Exercise description >> Copy out each line of the data that holds the word "name".

Data to process >>
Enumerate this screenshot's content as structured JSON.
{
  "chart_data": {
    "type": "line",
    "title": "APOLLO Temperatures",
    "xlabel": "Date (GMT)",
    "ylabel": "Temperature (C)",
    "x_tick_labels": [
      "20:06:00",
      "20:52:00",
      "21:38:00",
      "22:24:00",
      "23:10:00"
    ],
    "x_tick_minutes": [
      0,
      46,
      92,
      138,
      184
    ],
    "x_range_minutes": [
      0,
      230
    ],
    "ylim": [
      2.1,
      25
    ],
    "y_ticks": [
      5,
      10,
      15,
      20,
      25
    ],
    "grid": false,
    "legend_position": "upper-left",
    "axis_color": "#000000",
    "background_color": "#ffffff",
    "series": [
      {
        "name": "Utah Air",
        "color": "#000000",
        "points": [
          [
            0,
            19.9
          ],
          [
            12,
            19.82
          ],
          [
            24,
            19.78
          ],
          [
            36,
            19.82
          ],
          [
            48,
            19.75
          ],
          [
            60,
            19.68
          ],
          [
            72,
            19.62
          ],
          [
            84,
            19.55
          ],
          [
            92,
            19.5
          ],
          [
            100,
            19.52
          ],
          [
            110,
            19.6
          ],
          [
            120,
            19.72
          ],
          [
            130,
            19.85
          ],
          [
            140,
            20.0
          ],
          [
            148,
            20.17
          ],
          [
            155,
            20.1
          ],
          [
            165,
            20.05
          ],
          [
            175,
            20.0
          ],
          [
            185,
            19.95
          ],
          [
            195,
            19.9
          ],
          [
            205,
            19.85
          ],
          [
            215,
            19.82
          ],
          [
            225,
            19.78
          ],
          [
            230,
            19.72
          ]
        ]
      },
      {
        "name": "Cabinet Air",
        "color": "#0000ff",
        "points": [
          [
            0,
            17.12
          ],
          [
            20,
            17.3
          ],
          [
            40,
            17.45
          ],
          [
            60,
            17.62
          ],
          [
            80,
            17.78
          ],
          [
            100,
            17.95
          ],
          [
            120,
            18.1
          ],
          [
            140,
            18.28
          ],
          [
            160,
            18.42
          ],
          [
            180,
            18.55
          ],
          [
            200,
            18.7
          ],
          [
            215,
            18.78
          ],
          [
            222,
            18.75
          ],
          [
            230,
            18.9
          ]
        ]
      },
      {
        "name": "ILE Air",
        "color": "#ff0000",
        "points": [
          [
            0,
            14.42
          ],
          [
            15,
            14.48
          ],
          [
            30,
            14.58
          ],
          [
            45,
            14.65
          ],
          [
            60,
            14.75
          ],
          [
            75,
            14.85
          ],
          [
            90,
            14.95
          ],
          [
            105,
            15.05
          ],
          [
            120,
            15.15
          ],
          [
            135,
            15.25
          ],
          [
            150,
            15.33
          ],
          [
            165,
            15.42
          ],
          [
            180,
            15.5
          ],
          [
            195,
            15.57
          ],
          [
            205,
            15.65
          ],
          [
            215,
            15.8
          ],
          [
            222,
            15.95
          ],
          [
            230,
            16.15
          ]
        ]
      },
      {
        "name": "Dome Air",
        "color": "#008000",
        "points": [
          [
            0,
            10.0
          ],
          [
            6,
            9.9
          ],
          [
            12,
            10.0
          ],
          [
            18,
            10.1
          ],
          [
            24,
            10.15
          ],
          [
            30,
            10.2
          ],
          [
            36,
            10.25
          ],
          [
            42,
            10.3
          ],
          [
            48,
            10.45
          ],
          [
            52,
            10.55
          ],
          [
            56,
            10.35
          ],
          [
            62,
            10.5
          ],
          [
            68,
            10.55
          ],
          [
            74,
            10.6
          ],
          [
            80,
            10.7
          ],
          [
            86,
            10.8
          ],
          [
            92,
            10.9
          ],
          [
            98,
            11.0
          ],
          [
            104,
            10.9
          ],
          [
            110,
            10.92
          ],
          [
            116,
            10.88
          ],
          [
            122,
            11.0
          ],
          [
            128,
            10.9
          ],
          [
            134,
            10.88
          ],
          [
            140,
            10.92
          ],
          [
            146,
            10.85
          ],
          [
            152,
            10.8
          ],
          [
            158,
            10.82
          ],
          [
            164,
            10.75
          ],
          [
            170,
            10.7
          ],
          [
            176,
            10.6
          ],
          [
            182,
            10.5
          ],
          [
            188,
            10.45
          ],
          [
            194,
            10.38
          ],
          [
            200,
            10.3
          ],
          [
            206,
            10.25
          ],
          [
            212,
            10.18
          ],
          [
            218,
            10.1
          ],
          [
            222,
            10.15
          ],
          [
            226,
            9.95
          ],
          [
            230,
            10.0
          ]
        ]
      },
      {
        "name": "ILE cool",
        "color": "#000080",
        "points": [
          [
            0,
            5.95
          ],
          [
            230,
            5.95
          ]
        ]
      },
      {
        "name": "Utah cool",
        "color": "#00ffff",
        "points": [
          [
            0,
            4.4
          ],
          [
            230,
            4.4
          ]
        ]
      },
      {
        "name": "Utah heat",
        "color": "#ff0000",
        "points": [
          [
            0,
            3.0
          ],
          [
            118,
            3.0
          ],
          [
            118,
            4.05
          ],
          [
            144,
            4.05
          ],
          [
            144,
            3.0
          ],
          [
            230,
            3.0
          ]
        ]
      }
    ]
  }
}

Task response >>
        "name": "Utah Air",
        "name": "Cabinet Air",
        "name": "ILE Air",
        "name": "Dome Air",
        "name": "ILE cool",
        "name": "Utah cool",
        "name": "Utah heat",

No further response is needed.